Exercise input
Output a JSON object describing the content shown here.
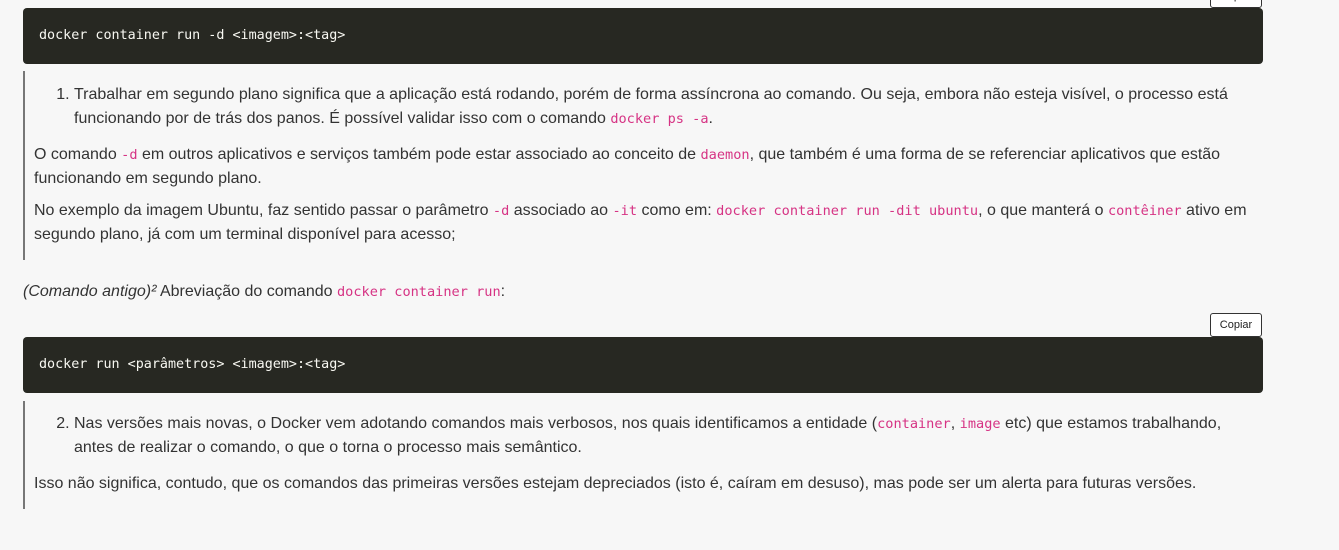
{
  "copy_label": "Copiar",
  "code1": "docker container run -d <imagem>:<tag>",
  "quote1": {
    "item_number": "1.",
    "item_text_a": "Trabalhar em segundo plano significa que a aplicação está rodando, porém de forma assíncrona ao comando. Ou seja, embora não esteja visível, o processo está funcionando por de trás dos panos. É possível validar isso com o comando ",
    "item_code": "docker ps -a",
    "item_text_b": ".",
    "p1_a": "O comando ",
    "p1_code1": "-d",
    "p1_b": " em outros aplicativos e serviços também pode estar associado ao conceito de ",
    "p1_code2": "daemon",
    "p1_c": ", que também é uma forma de se referenciar aplicativos que estão funcionando em segundo plano.",
    "p2_a": "No exemplo da imagem Ubuntu, faz sentido passar o parâmetro ",
    "p2_code1": "-d",
    "p2_b": " associado ao ",
    "p2_code2": "-it",
    "p2_c": " como em: ",
    "p2_code3": "docker container run -dit ubuntu",
    "p2_d": ", o que manterá o ",
    "p2_code4": "contêiner",
    "p2_e": " ativo em segundo plano, já com um terminal disponível para acesso;"
  },
  "para_old": {
    "em": "(Comando antigo)²",
    "text": " Abreviação do comando ",
    "code": "docker container run",
    "end": ":"
  },
  "code2": "docker run <parâmetros> <imagem>:<tag>",
  "quote2": {
    "item_text_a": "Nas versões mais novas, o Docker vem adotando comandos mais verbosos, nos quais identificamos a entidade (",
    "item_code1": "container",
    "item_sep": ", ",
    "item_code2": "image",
    "item_text_b": " etc) que estamos trabalhando, antes de realizar o comando, o que o torna o processo mais semântico.",
    "p1": "Isso não significa, contudo, que os comandos das primeiras versões estejam depreciados (isto é, caíram em desuso), mas pode ser um alerta para futuras versões."
  }
}
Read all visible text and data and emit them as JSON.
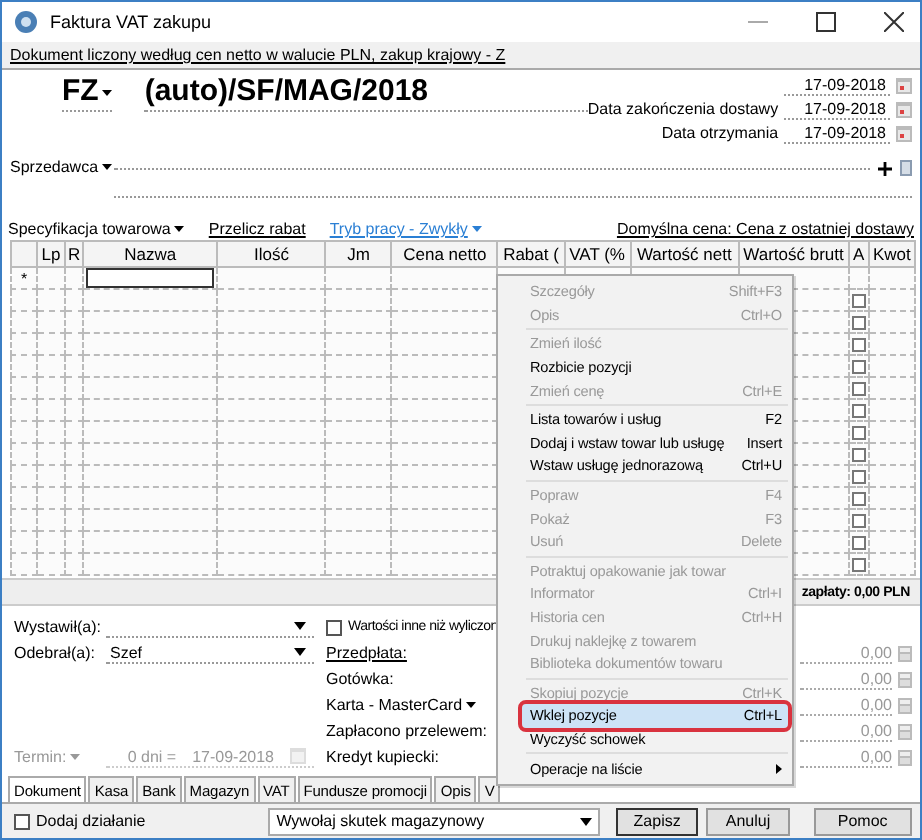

What you will do
List every line from the entries above in which "imagem" appears.

Completed exercise
  "code1": "docker container run -d <imagem>:<tag>",
    "p2_a": "No exemplo da imagem Ubuntu, faz sentido passar o parâmetro ",
  "code2": "docker run <parâmetros> <imagem>:<tag>",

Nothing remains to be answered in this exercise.